[EXERCISE DIRECTIONS]: Every record here should be printed again exactly.

# start of RECORDS FOR PROCESSING

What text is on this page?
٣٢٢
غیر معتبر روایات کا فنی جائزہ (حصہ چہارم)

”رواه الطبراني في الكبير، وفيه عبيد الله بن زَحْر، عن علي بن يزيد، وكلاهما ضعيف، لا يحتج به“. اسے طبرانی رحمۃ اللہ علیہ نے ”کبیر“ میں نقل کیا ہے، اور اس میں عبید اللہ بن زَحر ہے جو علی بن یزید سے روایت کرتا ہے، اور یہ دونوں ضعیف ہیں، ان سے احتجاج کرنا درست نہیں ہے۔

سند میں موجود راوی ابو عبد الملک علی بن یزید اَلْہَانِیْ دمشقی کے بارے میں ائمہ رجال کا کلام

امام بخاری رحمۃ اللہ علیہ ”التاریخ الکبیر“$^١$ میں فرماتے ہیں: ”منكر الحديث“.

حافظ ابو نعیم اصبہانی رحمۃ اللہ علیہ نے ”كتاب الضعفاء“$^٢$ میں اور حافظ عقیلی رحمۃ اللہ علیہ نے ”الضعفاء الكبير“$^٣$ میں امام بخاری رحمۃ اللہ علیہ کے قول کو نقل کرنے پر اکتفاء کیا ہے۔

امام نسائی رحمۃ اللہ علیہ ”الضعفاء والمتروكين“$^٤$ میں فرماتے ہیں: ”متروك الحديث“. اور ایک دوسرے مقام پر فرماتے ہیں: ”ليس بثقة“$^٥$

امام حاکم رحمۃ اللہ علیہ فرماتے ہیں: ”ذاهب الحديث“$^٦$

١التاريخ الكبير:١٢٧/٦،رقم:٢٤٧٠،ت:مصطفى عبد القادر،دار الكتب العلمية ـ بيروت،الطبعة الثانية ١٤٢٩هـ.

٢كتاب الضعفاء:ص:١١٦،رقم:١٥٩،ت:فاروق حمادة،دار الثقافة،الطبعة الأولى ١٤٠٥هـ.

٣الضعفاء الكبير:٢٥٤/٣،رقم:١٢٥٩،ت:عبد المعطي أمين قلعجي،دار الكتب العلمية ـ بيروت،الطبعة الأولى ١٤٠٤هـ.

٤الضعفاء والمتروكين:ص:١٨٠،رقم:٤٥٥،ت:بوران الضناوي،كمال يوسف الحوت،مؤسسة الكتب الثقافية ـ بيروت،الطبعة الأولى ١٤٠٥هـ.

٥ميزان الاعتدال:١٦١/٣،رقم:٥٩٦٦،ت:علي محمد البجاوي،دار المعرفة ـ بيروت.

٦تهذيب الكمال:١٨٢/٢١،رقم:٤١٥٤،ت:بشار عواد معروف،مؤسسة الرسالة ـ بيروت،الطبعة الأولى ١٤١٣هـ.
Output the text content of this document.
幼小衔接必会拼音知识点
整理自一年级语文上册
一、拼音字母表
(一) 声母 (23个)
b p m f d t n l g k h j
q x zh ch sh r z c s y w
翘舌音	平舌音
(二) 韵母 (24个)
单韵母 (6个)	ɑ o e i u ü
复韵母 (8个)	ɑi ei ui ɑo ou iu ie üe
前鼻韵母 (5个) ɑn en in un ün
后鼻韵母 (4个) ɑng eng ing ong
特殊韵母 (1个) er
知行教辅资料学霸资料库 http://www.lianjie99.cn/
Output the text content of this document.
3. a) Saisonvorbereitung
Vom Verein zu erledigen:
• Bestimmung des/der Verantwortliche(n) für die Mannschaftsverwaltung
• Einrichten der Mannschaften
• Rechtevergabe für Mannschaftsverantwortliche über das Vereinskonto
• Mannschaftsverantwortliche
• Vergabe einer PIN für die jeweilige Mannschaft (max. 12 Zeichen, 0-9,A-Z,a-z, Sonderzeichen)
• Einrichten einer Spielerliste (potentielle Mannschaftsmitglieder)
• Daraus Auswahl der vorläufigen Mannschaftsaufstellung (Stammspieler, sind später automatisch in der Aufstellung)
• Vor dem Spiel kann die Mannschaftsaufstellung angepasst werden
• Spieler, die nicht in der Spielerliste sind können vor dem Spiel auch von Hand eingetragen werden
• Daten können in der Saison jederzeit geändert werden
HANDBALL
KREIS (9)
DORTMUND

# end of RECORDS FOR PROCESSING

[ANSWER TO THIS PROBLEM]:
What text is on this page?
٣٢٢
غیر معتبر روایات کا فنی جائزہ (حصہ چہارم)

”رواه الطبراني في الكبير، وفيه عبيد الله بن زَحْر، عن علي بن يزيد، وكلاهما ضعيف، لا يحتج به“. اسے طبرانی رحمۃ اللہ علیہ نے ”کبیر“ میں نقل کیا ہے، اور اس میں عبید اللہ بن زَحر ہے جو علی بن یزید سے روایت کرتا ہے، اور یہ دونوں ضعیف ہیں، ان سے احتجاج کرنا درست نہیں ہے۔

سند میں موجود راوی ابو عبد الملک علی بن یزید اَلْہَانِیْ دمشقی کے بارے میں ائمہ رجال کا کلام

امام بخاری رحمۃ اللہ علیہ ”التاریخ الکبیر“$^١$ میں فرماتے ہیں: ”منكر الحديث“.

حافظ ابو نعیم اصبہانی رحمۃ اللہ علیہ نے ”كتاب الضعفاء“$^٢$ میں اور حافظ عقیلی رحمۃ اللہ علیہ نے ”الضعفاء الكبير“$^٣$ میں امام بخاری رحمۃ اللہ علیہ کے قول کو نقل کرنے پر اکتفاء کیا ہے۔

امام نسائی رحمۃ اللہ علیہ ”الضعفاء والمتروكين“$^٤$ میں فرماتے ہیں: ”متروك الحديث“. اور ایک دوسرے مقام پر فرماتے ہیں: ”ليس بثقة“$^٥$

امام حاکم رحمۃ اللہ علیہ فرماتے ہیں: ”ذاهب الحديث“$^٦$

١التاريخ الكبير:١٢٧/٦،رقم:٢٤٧٠،ت:مصطفى عبد القادر،دار الكتب العلمية ـ بيروت،الطبعة الثانية ١٤٢٩هـ.

٢كتاب الضعفاء:ص:١١٦،رقم:١٥٩،ت:فاروق حمادة،دار الثقافة،الطبعة الأولى ١٤٠٥هـ.

٣الضعفاء الكبير:٢٥٤/٣،رقم:١٢٥٩،ت:عبد المعطي أمين قلعجي،دار الكتب العلمية ـ بيروت،الطبعة الأولى ١٤٠٤هـ.

٤الضعفاء والمتروكين:ص:١٨٠،رقم:٤٥٥،ت:بوران الضناوي،كمال يوسف الحوت،مؤسسة الكتب الثقافية ـ بيروت،الطبعة الأولى ١٤٠٥هـ.

٥ميزان الاعتدال:١٦١/٣،رقم:٥٩٦٦،ت:علي محمد البجاوي،دار المعرفة ـ بيروت.

٦تهذيب الكمال:١٨٢/٢١،رقم:٤١٥٤،ت:بشار عواد معروف،مؤسسة الرسالة ـ بيروت،الطبعة الأولى ١٤١٣هـ.
Output the text content of this document.
幼小衔接必会拼音知识点
整理自一年级语文上册
一、拼音字母表
(一) 声母 (23个)
b p m f d t n l g k h j
q x zh ch sh r z c s y w
翘舌音	平舌音
(二) 韵母 (24个)
单韵母 (6个)	ɑ o e i u ü
复韵母 (8个)	ɑi ei ui ɑo ou iu ie üe
前鼻韵母 (5个) ɑn en in un ün
后鼻韵母 (4个) ɑng eng ing ong
特殊韵母 (1个) er
知行教辅资料学霸资料库 http://www.lianjie99.cn/
Output the text content of this document.
3. a) Saisonvorbereitung
Vom Verein zu erledigen:
• Bestimmung des/der Verantwortliche(n) für die Mannschaftsverwaltung
• Einrichten der Mannschaften
• Rechtevergabe für Mannschaftsverantwortliche über das Vereinskonto
• Mannschaftsverantwortliche
• Vergabe einer PIN für die jeweilige Mannschaft (max. 12 Zeichen, 0-9,A-Z,a-z, Sonderzeichen)
• Einrichten einer Spielerliste (potentielle Mannschaftsmitglieder)
• Daraus Auswahl der vorläufigen Mannschaftsaufstellung (Stammspieler, sind später automatisch in der Aufstellung)
• Vor dem Spiel kann die Mannschaftsaufstellung angepasst werden
• Spieler, die nicht in der Spielerliste sind können vor dem Spiel auch von Hand eingetragen werden
• Daten können in der Saison jederzeit geändert werden
HANDBALL
KREIS (9)
DORTMUND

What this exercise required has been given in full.